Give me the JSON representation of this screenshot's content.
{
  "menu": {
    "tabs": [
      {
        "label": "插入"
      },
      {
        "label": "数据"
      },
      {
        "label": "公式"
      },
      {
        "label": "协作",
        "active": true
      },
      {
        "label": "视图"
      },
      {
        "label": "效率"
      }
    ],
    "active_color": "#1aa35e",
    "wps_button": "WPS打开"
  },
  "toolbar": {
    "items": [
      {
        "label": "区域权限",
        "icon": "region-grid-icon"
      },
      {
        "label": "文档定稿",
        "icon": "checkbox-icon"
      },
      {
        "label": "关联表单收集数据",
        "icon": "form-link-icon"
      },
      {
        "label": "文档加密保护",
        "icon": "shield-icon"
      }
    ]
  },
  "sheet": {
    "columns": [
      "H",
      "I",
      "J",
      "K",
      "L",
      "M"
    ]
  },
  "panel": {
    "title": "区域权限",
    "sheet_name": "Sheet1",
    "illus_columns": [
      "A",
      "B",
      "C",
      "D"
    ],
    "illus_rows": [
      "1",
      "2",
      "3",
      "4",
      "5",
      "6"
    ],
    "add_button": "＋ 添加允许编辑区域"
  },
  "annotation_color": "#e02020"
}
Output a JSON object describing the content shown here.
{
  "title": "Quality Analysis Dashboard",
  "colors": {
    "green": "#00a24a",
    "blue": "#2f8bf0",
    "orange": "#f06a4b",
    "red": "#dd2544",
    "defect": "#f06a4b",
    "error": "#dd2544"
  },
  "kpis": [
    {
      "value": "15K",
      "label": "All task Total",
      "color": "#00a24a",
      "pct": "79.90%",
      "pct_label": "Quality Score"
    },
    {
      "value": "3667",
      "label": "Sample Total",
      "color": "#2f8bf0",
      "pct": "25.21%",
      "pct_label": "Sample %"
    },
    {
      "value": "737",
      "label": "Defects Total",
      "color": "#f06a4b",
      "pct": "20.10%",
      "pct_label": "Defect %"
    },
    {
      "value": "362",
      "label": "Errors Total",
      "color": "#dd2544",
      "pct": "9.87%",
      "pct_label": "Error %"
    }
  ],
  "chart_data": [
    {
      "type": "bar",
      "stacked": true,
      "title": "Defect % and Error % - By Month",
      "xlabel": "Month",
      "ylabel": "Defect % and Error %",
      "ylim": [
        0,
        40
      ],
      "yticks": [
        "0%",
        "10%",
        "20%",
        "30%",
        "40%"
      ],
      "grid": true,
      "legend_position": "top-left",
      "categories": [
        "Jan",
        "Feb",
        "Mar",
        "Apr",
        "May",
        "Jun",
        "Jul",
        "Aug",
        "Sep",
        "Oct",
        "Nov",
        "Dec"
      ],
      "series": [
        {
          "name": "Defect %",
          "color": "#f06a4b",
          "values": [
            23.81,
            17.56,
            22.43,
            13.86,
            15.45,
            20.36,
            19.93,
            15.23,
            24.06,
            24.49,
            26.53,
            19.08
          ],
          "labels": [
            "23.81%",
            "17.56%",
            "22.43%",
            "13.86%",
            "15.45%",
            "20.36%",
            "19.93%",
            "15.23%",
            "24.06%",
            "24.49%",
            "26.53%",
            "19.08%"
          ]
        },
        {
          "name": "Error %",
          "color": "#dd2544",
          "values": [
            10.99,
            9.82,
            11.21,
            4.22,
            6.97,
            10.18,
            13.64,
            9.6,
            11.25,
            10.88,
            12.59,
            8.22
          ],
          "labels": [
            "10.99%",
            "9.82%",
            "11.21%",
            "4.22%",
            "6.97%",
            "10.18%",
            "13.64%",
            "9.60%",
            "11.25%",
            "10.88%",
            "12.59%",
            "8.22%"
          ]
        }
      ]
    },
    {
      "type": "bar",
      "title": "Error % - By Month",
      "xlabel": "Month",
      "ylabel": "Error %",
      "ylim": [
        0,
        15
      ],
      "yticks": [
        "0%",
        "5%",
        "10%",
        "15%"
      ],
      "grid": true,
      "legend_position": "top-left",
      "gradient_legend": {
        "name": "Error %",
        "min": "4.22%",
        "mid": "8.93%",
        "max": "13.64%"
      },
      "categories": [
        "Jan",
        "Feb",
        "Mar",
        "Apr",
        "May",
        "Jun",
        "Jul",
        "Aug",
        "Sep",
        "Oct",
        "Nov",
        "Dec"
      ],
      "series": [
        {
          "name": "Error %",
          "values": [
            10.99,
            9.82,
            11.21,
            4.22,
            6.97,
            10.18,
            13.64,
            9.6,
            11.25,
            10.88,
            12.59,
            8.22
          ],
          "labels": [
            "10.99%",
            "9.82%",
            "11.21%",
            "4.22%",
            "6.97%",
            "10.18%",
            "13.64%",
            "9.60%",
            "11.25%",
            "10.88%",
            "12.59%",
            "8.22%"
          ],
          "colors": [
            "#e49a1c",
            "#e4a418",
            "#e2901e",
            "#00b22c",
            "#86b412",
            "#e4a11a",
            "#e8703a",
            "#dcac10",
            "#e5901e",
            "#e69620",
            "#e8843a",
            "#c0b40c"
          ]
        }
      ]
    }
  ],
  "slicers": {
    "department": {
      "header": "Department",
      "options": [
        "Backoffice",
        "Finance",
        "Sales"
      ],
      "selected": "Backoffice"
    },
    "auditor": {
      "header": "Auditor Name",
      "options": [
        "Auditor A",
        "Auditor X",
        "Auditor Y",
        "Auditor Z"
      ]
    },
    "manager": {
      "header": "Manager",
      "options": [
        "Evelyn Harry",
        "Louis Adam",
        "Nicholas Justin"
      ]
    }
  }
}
* * * * * * *
Instruction » Among these entries, how many lines include the string "Quality"? Reply with the number by itself.

Worked answer » 2